> _Aim of the task_
Restate the full set of records exactly, without adding or dropping a word.

(Figure contents as structured data)
——

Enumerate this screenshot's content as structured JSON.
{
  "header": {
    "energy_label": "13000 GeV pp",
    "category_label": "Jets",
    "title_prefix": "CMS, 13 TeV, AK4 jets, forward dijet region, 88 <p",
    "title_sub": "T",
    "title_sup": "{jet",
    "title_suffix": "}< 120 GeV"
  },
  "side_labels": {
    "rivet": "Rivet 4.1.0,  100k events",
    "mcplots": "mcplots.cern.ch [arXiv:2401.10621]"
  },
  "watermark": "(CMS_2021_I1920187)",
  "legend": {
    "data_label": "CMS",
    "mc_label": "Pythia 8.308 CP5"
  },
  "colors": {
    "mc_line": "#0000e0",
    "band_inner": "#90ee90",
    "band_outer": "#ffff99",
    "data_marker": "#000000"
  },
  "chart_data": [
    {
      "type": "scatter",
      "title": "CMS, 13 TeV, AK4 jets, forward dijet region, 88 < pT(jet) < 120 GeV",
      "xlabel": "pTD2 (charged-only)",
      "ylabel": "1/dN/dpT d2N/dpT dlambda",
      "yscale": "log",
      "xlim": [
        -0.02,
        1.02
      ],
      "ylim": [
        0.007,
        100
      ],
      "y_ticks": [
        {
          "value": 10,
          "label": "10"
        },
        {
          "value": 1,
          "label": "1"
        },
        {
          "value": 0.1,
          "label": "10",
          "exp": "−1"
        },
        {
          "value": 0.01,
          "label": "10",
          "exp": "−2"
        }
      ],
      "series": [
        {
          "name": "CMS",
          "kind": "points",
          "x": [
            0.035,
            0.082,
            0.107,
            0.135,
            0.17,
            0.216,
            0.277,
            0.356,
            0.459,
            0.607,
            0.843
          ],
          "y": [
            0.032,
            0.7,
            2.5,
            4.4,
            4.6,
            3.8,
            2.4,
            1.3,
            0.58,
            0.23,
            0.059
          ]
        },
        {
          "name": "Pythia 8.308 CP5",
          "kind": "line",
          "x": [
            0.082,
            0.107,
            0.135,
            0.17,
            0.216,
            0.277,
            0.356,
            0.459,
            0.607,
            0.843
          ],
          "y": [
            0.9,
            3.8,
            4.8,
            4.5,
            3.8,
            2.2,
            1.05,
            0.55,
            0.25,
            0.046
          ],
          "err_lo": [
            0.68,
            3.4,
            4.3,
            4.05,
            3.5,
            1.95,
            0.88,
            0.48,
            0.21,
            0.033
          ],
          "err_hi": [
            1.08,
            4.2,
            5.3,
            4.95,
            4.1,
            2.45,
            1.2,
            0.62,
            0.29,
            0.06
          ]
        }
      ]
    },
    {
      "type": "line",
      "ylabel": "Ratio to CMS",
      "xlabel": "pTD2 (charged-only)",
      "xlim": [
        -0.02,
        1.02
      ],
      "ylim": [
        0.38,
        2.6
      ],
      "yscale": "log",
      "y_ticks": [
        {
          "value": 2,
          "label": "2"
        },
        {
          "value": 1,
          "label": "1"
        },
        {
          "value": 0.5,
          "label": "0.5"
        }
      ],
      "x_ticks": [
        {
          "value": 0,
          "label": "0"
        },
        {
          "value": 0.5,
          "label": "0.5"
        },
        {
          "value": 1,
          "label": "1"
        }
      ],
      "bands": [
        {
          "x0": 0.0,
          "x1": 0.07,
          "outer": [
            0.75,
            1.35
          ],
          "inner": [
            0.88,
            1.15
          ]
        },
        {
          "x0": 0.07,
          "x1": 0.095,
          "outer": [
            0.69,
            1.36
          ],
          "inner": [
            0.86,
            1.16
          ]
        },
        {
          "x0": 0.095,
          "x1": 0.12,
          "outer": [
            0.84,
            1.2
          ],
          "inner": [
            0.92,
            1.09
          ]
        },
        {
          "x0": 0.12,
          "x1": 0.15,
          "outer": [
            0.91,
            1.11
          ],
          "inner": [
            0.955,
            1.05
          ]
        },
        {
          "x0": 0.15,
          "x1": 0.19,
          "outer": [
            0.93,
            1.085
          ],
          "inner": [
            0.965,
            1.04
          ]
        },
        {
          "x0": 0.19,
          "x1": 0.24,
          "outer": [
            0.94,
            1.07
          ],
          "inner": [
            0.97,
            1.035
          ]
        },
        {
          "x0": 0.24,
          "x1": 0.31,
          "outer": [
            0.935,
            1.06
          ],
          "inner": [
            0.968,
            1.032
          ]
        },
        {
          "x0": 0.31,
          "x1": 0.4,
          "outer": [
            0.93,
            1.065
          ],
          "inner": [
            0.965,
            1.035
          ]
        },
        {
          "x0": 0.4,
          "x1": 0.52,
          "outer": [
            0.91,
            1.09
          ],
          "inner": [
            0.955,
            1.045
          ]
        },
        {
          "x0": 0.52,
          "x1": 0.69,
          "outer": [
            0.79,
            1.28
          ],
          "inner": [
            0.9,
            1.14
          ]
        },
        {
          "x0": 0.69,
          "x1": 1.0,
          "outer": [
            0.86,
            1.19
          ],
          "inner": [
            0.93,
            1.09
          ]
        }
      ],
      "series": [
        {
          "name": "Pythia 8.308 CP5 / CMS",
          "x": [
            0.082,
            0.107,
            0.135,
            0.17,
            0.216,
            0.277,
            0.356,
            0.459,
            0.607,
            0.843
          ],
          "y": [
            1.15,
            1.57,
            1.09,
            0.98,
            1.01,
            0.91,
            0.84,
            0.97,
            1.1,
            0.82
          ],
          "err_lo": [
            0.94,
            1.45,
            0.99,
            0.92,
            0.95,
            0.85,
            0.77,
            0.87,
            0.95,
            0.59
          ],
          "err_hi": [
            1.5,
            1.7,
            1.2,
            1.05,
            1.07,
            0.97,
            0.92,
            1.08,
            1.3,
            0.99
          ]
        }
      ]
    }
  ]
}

——

> _Solved problem_
Enumerate this screenshot's content as structured JSON.
{
  "header": {
    "energy_label": "13000 GeV pp",
    "category_label": "Jets",
    "title_prefix": "CMS, 13 TeV, AK4 jets, forward dijet region, 88 <p",
    "title_sub": "T",
    "title_sup": "{jet",
    "title_suffix": "}< 120 GeV"
  },
  "side_labels": {
    "rivet": "Rivet 4.1.0,  100k events",
    "mcplots": "mcplots.cern.ch [arXiv:2401.10621]"
  },
  "watermark": "(CMS_2021_I1920187)",
  "legend": {
    "data_label": "CMS",
    "mc_label": "Pythia 8.308 CP5"
  },
  "colors": {
    "mc_line": "#0000e0",
    "band_inner": "#90ee90",
    "band_outer": "#ffff99",
    "data_marker": "#000000"
  },
  "chart_data": [
    {
      "type": "scatter",
      "title": "CMS, 13 TeV, AK4 jets, forward dijet region, 88 < pT(jet) < 120 GeV",
      "xlabel": "pTD2 (charged-only)",
      "ylabel": "1/dN/dpT d2N/dpT dlambda",
      "yscale": "log",
      "xlim": [
        -0.02,
        1.02
      ],
      "ylim": [
        0.007,
        100
      ],
      "y_ticks": [
        {
          "value": 10,
          "label": "10"
        },
        {
          "value": 1,
          "label": "1"
        },
        {
          "value": 0.1,
          "label": "10",
          "exp": "−1"
        },
        {
          "value": 0.01,
          "label": "10",
          "exp": "−2"
        }
      ],
      "series": [
        {
          "name": "CMS",
          "kind": "points",
          "x": [
            0.035,
            0.082,
            0.107,
            0.135,
            0.17,
            0.216,
            0.277,
            0.356,
            0.459,
            0.607,
            0.843
          ],
          "y": [
            0.032,
            0.7,
            2.5,
            4.4,
            4.6,
            3.8,
            2.4,
            1.3,
            0.58,
            0.23,
            0.059
          ]
        },
        {
          "name": "Pythia 8.308 CP5",
          "kind": "line",
          "x": [
            0.082,
            0.107,
            0.135,
            0.17,
            0.216,
            0.277,
            0.356,
            0.459,
            0.607,
            0.843
          ],
          "y": [
            0.9,
            3.8,
            4.8,
            4.5,
            3.8,
            2.2,
            1.05,
            0.55,
            0.25,
            0.046
          ],
          "err_lo": [
            0.68,
            3.4,
            4.3,
            4.05,
            3.5,
            1.95,
            0.88,
            0.48,
            0.21,
            0.033
          ],
          "err_hi": [
            1.08,
            4.2,
            5.3,
            4.95,
            4.1,
            2.45,
            1.2,
            0.62,
            0.29,
            0.06
          ]
        }
      ]
    },
    {
      "type": "line",
      "ylabel": "Ratio to CMS",
      "xlabel": "pTD2 (charged-only)",
      "xlim": [
        -0.02,
        1.02
      ],
      "ylim": [
        0.38,
        2.6
      ],
      "yscale": "log",
      "y_ticks": [
        {
          "value": 2,
          "label": "2"
        },
        {
          "value": 1,
          "label": "1"
        },
        {
          "value": 0.5,
          "label": "0.5"
        }
      ],
      "x_ticks": [
        {
          "value": 0,
          "label": "0"
        },
        {
          "value": 0.5,
          "label": "0.5"
        },
        {
          "value": 1,
          "label": "1"
        }
      ],
      "bands": [
        {
          "x0": 0.0,
          "x1": 0.07,
          "outer": [
            0.75,
            1.35
          ],
          "inner": [
            0.88,
            1.15
          ]
        },
        {
          "x0": 0.07,
          "x1": 0.095,
          "outer": [
            0.69,
            1.36
          ],
          "inner": [
            0.86,
            1.16
          ]
        },
        {
          "x0": 0.095,
          "x1": 0.12,
          "outer": [
            0.84,
            1.2
          ],
          "inner": [
            0.92,
            1.09
          ]
        },
        {
          "x0": 0.12,
          "x1": 0.15,
          "outer": [
            0.91,
            1.11
          ],
          "inner": [
            0.955,
            1.05
          ]
        },
        {
          "x0": 0.15,
          "x1": 0.19,
          "outer": [
            0.93,
            1.085
          ],
          "inner": [
            0.965,
            1.04
          ]
        },
        {
          "x0": 0.19,
          "x1": 0.24,
          "outer": [
            0.94,
            1.07
          ],
          "inner": [
            0.97,
            1.035
          ]
        },
        {
          "x0": 0.24,
          "x1": 0.31,
          "outer": [
            0.935,
            1.06
          ],
          "inner": [
            0.968,
            1.032
          ]
        },
        {
          "x0": 0.31,
          "x1": 0.4,
          "outer": [
            0.93,
            1.065
          ],
          "inner": [
            0.965,
            1.035
          ]
        },
        {
          "x0": 0.4,
          "x1": 0.52,
          "outer": [
            0.91,
            1.09
          ],
          "inner": [
            0.955,
            1.045
          ]
        },
        {
          "x0": 0.52,
          "x1": 0.69,
          "outer": [
            0.79,
            1.28
          ],
          "inner": [
            0.9,
            1.14
          ]
        },
        {
          "x0": 0.69,
          "x1": 1.0,
          "outer": [
            0.86,
            1.19
          ],
          "inner": [
            0.93,
            1.09
          ]
        }
      ],
      "series": [
        {
          "name": "Pythia 8.308 CP5 / CMS",
          "x": [
            0.082,
            0.107,
            0.135,
            0.17,
            0.216,
            0.277,
            0.356,
            0.459,
            0.607,
            0.843
          ],
          "y": [
            1.15,
            1.57,
            1.09,
            0.98,
            1.01,
            0.91,
            0.84,
            0.97,
            1.1,
            0.82
          ],
          "err_lo": [
            0.94,
            1.45,
            0.99,
            0.92,
            0.95,
            0.85,
            0.77,
            0.87,
            0.95,
            0.59
          ],
          "err_hi": [
            1.5,
            1.7,
            1.2,
            1.05,
            1.07,
            0.97,
            0.92,
            1.08,
            1.3,
            0.99
          ]
        }
      ]
    }
  ]
}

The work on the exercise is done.